--- Begin ---
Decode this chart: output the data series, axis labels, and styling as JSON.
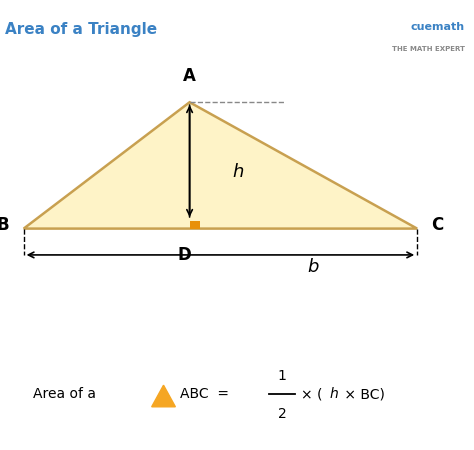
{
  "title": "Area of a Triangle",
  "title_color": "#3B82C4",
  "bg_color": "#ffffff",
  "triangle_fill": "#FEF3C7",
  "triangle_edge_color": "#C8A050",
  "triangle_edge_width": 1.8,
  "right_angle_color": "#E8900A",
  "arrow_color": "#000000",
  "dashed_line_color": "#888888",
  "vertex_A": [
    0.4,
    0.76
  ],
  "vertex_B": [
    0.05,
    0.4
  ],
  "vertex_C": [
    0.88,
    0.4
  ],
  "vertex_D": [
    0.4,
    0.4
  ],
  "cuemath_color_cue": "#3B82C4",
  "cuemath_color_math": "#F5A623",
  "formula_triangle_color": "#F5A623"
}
--- End ---
TASK STATEMENT: Images must not appear in the copy; reproduce everything else in the records verbatim.

EXERCISE RESULT:
Decode this chart: output the data series, axis labels, and styling as JSON.
{
  "title": "Area of a Triangle",
  "title_color": "#3B82C4",
  "bg_color": "#ffffff",
  "triangle_fill": "#FEF3C7",
  "triangle_edge_color": "#C8A050",
  "triangle_edge_width": 1.8,
  "right_angle_color": "#E8900A",
  "arrow_color": "#000000",
  "dashed_line_color": "#888888",
  "vertex_A": [
    0.4,
    0.76
  ],
  "vertex_B": [
    0.05,
    0.4
  ],
  "vertex_C": [
    0.88,
    0.4
  ],
  "vertex_D": [
    0.4,
    0.4
  ],
  "cuemath_color_cue": "#3B82C4",
  "cuemath_color_math": "#F5A623",
  "formula_triangle_color": "#F5A623"
}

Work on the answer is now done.